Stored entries

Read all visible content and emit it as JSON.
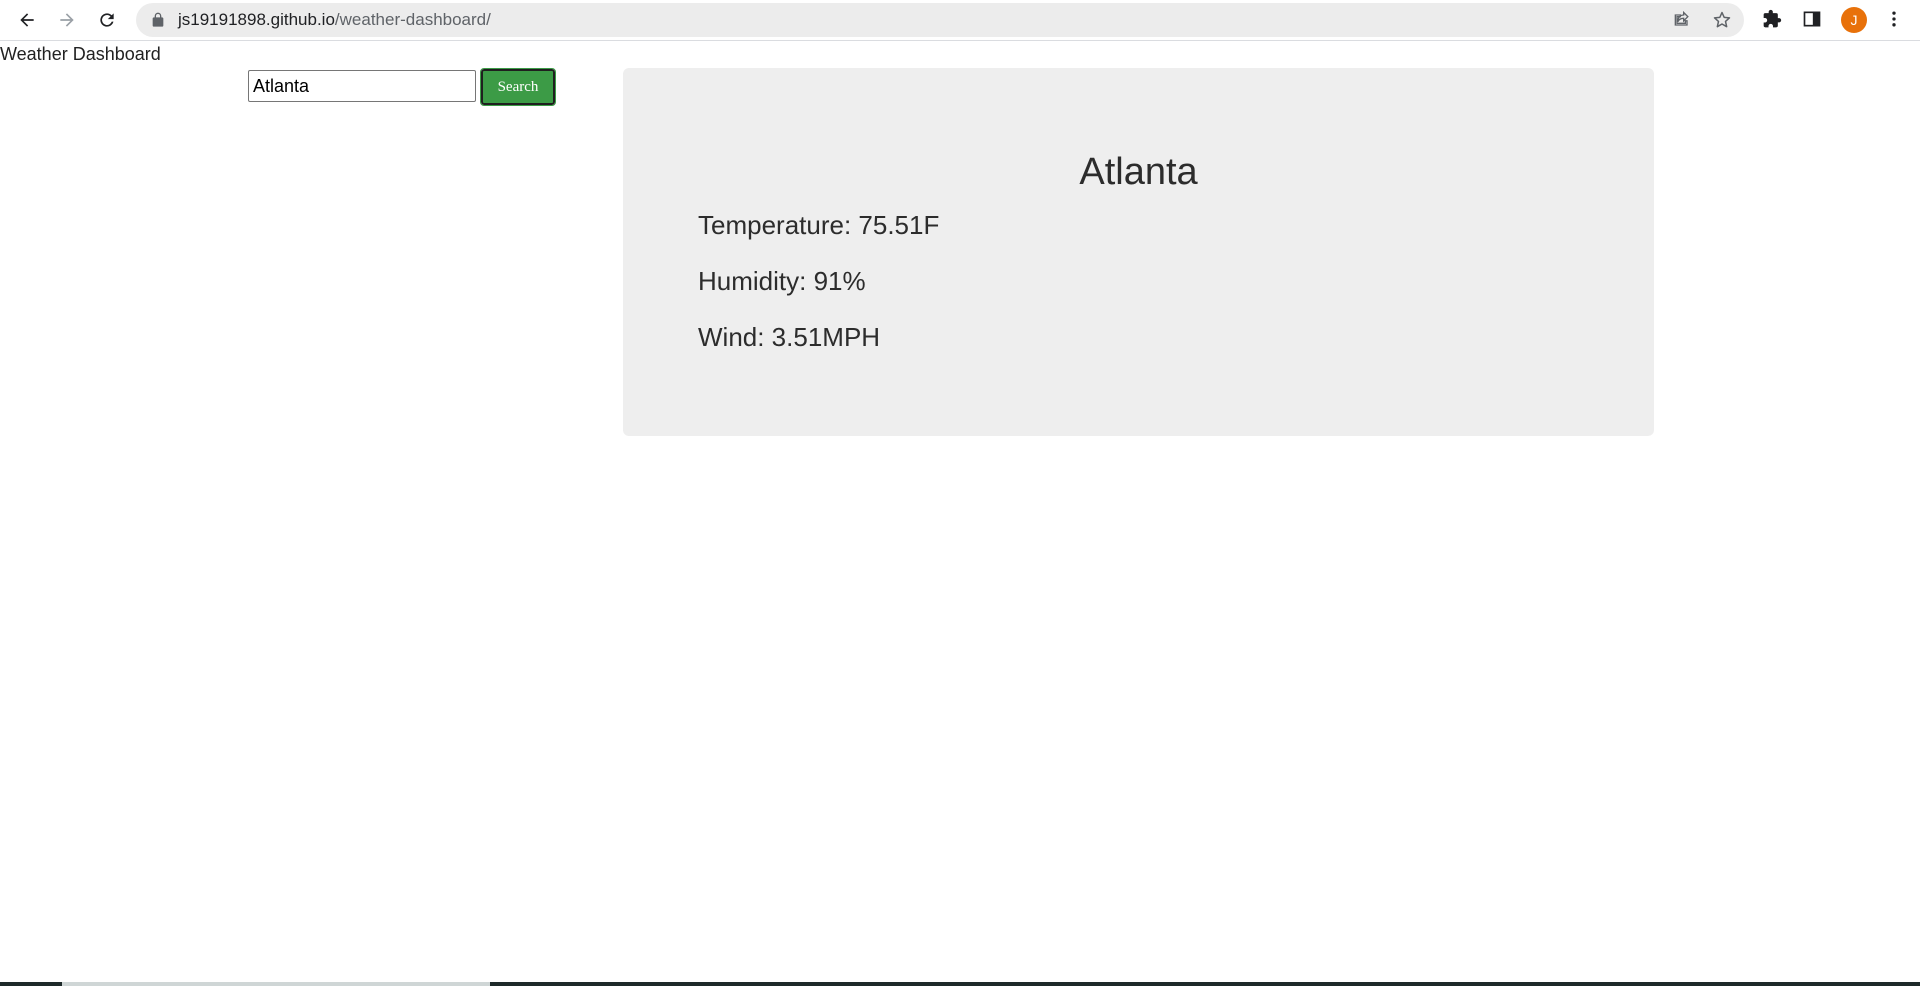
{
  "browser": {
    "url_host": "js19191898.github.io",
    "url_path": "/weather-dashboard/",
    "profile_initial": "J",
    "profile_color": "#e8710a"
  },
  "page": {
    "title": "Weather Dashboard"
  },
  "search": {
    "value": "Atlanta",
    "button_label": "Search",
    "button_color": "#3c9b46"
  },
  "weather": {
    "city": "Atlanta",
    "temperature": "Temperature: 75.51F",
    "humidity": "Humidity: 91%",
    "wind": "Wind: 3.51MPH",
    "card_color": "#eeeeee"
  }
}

WHAT YOU WILL DO
Return the listing above in full and without alteration, excluding its pictures.

RESPONSE TO THIS EXERCISE
Read all visible content and emit it as JSON.
{
  "browser": {
    "url_host": "js19191898.github.io",
    "url_path": "/weather-dashboard/",
    "profile_initial": "J",
    "profile_color": "#e8710a"
  },
  "page": {
    "title": "Weather Dashboard"
  },
  "search": {
    "value": "Atlanta",
    "button_label": "Search",
    "button_color": "#3c9b46"
  },
  "weather": {
    "city": "Atlanta",
    "temperature": "Temperature: 75.51F",
    "humidity": "Humidity: 91%",
    "wind": "Wind: 3.51MPH",
    "card_color": "#eeeeee"
  }
}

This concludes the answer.